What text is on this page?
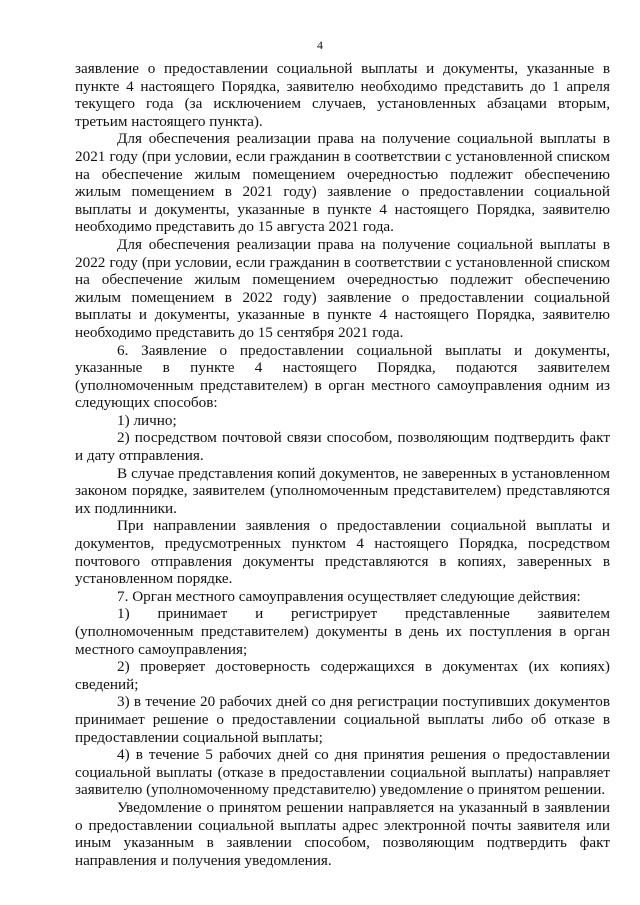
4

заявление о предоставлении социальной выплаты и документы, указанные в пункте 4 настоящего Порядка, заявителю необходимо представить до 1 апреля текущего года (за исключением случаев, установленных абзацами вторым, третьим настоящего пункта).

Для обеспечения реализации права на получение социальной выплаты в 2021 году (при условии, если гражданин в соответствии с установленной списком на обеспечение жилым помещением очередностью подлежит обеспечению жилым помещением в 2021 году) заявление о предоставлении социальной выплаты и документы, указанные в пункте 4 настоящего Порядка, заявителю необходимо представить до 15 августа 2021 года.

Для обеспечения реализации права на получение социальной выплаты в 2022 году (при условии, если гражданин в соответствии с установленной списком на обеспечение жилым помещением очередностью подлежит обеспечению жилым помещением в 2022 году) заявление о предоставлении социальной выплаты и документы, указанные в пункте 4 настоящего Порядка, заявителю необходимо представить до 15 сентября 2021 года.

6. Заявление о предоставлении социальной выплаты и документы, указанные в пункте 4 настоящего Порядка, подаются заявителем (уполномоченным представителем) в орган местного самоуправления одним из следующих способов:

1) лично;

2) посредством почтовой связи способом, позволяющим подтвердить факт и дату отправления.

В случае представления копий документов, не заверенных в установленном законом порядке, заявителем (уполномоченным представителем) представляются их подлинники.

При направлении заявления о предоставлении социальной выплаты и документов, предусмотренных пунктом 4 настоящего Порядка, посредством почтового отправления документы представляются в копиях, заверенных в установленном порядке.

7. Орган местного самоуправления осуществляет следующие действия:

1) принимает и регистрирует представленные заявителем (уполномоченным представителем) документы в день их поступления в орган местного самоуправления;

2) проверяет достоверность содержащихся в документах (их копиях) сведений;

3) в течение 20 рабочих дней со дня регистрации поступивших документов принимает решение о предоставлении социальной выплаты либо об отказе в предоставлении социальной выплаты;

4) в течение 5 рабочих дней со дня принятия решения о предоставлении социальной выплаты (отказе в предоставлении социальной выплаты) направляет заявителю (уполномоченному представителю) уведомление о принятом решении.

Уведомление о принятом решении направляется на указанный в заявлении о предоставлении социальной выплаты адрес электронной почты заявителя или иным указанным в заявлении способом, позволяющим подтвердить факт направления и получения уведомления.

▬▬▬▬▬▬▬▬▬▬

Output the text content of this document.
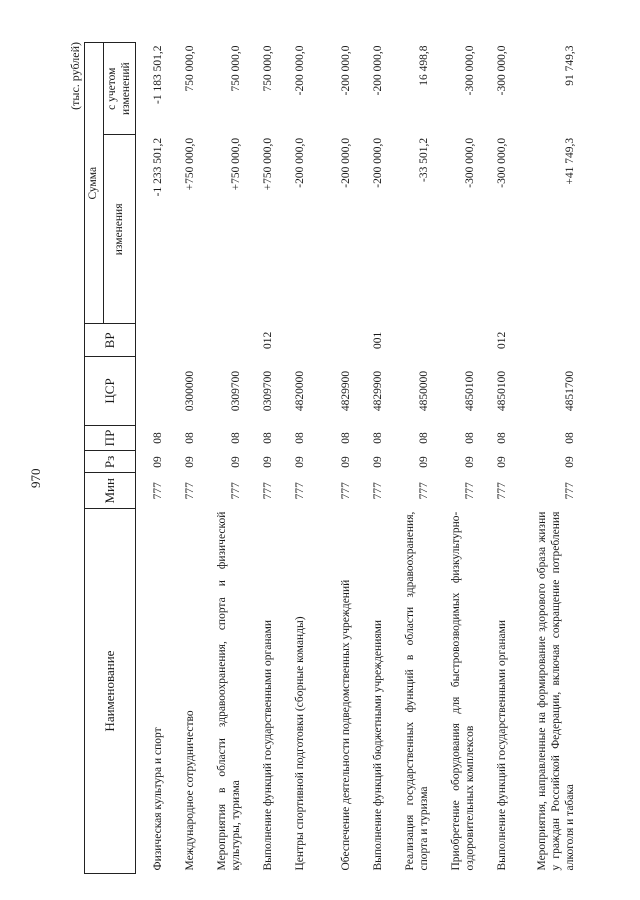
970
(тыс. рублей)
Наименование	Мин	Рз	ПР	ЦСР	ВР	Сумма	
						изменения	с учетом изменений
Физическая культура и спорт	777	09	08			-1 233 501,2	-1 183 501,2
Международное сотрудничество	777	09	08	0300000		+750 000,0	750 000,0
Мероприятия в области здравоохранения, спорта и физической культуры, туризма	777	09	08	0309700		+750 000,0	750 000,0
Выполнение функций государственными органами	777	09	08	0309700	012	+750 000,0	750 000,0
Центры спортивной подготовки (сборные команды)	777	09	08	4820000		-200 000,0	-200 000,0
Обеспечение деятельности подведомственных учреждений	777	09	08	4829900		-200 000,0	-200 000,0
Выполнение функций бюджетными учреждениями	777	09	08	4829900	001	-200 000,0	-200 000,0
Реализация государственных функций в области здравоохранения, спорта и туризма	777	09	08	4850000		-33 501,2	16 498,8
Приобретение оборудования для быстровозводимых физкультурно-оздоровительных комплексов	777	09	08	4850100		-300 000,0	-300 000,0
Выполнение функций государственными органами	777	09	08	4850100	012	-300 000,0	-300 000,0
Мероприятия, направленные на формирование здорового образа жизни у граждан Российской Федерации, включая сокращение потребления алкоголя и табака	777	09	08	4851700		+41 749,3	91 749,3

▬▬▬▬▬▬▬▬▬▬

Pick out all lines from the data above in which the word "this" appears.

What text is on this page?
Output the text content of this document.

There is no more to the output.